Task requirements
Pull each line holding "letter" out of the entries below.

---+---

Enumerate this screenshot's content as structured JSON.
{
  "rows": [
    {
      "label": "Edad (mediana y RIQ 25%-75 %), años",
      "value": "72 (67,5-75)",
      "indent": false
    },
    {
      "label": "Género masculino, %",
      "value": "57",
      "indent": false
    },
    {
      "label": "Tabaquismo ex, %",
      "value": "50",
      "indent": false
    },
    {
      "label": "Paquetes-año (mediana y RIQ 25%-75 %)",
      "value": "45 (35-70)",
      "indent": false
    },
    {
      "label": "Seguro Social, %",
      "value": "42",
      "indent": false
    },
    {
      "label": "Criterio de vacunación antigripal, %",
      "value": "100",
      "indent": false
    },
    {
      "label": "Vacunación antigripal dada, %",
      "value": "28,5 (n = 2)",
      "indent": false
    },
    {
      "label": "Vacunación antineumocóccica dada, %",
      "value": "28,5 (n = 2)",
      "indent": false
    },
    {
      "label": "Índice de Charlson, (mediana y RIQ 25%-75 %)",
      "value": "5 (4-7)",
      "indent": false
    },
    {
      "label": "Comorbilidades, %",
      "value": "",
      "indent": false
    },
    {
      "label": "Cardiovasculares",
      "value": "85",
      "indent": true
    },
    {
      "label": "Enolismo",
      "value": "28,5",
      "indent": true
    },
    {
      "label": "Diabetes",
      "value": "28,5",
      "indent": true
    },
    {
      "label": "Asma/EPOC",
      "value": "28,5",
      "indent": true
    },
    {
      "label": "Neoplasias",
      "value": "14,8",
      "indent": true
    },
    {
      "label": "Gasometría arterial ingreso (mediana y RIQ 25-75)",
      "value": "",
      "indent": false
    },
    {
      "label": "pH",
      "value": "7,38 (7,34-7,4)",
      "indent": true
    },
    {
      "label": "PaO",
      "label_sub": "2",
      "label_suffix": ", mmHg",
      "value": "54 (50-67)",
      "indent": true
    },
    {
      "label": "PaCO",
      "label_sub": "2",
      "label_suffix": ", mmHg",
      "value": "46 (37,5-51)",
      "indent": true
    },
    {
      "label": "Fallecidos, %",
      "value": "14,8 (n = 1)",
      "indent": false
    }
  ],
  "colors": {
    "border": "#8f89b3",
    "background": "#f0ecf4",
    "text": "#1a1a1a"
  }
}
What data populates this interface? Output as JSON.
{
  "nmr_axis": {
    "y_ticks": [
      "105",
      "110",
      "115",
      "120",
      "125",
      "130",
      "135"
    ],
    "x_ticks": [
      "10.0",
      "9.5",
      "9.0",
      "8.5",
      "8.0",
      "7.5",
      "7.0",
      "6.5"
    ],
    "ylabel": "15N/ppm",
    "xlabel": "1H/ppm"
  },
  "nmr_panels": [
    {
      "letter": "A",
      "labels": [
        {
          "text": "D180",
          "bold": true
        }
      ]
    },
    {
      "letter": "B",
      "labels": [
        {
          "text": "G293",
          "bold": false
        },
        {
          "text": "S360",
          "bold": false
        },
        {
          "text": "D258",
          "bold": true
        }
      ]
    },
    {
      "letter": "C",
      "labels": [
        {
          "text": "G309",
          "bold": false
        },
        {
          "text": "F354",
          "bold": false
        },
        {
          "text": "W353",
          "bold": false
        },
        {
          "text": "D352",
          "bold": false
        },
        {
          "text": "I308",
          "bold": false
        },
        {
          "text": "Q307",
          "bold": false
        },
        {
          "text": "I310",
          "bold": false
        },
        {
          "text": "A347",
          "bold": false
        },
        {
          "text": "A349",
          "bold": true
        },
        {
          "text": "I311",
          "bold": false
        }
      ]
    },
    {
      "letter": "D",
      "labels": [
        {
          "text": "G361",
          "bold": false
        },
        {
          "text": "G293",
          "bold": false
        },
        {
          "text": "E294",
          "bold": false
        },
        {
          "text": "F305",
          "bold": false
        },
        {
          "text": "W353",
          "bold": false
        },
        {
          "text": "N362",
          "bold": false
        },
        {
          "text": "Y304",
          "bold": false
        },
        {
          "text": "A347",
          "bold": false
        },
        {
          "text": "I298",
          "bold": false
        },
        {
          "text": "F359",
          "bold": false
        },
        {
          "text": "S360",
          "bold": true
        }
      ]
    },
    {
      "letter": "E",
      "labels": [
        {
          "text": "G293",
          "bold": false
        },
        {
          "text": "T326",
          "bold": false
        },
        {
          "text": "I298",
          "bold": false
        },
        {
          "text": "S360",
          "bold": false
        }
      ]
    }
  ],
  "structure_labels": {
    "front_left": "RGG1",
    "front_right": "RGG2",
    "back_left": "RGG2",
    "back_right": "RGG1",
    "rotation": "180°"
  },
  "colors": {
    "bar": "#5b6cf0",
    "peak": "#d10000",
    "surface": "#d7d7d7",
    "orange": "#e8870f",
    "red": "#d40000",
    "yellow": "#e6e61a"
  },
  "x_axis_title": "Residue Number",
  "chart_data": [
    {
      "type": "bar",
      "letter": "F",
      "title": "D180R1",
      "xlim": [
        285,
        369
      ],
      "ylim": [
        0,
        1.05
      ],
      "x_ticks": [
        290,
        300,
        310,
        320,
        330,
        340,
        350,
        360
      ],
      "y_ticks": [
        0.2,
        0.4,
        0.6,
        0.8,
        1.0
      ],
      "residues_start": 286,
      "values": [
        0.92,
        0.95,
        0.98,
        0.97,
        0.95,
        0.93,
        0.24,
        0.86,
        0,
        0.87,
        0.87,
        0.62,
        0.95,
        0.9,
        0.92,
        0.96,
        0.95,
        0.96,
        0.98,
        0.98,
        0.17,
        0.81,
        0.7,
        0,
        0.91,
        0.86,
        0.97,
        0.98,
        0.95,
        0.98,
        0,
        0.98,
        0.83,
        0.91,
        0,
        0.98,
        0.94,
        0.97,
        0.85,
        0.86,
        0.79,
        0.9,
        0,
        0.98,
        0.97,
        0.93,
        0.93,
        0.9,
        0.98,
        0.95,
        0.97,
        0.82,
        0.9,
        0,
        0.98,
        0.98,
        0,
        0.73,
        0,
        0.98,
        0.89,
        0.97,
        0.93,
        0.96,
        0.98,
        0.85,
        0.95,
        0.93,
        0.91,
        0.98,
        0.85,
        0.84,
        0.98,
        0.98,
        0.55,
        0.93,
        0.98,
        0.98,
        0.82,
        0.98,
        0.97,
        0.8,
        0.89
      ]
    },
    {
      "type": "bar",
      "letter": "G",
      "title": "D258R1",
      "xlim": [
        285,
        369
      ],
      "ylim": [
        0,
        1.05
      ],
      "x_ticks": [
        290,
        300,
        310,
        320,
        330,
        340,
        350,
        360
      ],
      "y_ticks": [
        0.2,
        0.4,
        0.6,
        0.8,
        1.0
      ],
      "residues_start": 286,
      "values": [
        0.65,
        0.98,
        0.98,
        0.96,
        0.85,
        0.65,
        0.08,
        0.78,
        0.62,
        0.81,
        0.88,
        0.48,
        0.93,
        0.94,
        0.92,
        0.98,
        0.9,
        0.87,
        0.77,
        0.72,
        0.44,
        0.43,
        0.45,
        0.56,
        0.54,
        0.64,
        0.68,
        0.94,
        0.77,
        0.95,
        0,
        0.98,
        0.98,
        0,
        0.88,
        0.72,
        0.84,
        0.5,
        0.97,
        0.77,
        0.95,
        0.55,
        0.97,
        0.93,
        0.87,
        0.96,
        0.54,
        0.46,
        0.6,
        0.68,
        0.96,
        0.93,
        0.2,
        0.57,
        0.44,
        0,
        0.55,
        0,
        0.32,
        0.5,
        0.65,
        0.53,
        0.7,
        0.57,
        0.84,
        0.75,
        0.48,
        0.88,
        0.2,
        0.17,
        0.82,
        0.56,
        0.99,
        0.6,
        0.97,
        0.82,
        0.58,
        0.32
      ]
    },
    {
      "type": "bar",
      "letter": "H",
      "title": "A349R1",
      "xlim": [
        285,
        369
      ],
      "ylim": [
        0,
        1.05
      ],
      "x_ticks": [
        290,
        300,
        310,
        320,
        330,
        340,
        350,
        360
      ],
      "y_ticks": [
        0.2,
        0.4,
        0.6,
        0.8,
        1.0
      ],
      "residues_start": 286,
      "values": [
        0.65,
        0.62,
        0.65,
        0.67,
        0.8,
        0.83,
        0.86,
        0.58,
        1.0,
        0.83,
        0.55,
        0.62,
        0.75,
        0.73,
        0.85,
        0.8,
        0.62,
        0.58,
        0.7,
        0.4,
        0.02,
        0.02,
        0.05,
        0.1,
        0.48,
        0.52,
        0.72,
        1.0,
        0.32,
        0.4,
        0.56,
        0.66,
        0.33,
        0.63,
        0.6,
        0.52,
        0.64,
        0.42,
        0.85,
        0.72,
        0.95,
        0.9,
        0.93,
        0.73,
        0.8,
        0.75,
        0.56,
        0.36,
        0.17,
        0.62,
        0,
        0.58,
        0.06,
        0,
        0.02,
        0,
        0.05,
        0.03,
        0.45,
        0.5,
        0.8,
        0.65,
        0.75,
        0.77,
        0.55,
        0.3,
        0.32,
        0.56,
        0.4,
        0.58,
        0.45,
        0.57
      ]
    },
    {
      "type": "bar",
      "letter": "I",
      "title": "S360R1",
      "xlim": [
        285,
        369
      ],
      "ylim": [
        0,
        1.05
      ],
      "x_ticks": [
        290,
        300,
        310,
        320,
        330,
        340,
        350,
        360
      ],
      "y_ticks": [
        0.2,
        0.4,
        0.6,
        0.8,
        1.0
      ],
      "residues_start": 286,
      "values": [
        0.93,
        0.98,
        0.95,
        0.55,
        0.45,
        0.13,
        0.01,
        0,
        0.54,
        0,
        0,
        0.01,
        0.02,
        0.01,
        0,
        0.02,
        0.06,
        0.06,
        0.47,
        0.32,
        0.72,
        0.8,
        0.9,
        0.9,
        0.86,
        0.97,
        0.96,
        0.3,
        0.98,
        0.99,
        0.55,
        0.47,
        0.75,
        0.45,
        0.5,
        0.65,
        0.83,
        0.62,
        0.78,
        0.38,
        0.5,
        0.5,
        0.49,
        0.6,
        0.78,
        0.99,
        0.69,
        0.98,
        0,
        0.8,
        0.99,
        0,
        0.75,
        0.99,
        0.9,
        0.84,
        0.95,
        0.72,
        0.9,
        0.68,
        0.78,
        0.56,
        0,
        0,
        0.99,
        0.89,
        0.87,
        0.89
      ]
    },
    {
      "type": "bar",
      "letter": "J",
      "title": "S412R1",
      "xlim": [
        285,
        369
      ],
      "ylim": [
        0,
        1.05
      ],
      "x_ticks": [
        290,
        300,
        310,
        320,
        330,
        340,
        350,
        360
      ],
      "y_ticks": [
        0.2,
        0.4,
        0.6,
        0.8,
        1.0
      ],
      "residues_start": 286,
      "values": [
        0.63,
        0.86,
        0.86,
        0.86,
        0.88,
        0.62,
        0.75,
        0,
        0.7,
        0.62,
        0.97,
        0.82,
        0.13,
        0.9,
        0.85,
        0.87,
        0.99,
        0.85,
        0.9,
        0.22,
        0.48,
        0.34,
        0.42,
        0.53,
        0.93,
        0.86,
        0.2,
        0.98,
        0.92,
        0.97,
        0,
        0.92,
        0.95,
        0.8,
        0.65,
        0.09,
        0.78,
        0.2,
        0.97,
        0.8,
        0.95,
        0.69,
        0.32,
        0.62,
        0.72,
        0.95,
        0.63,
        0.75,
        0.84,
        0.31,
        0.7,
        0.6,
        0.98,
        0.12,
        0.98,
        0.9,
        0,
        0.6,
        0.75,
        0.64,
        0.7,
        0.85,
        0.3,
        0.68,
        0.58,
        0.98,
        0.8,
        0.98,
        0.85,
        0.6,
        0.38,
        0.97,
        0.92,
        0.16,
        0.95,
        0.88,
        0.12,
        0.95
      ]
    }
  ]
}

---+---

The reply
      "letter": "A",
      "letter": "B",
      "letter": "C",
      "letter": "D",
      "letter": "E",
      "letter": "F",
      "letter": "G",
      "letter": "H",
      "letter": "I",
      "letter": "J",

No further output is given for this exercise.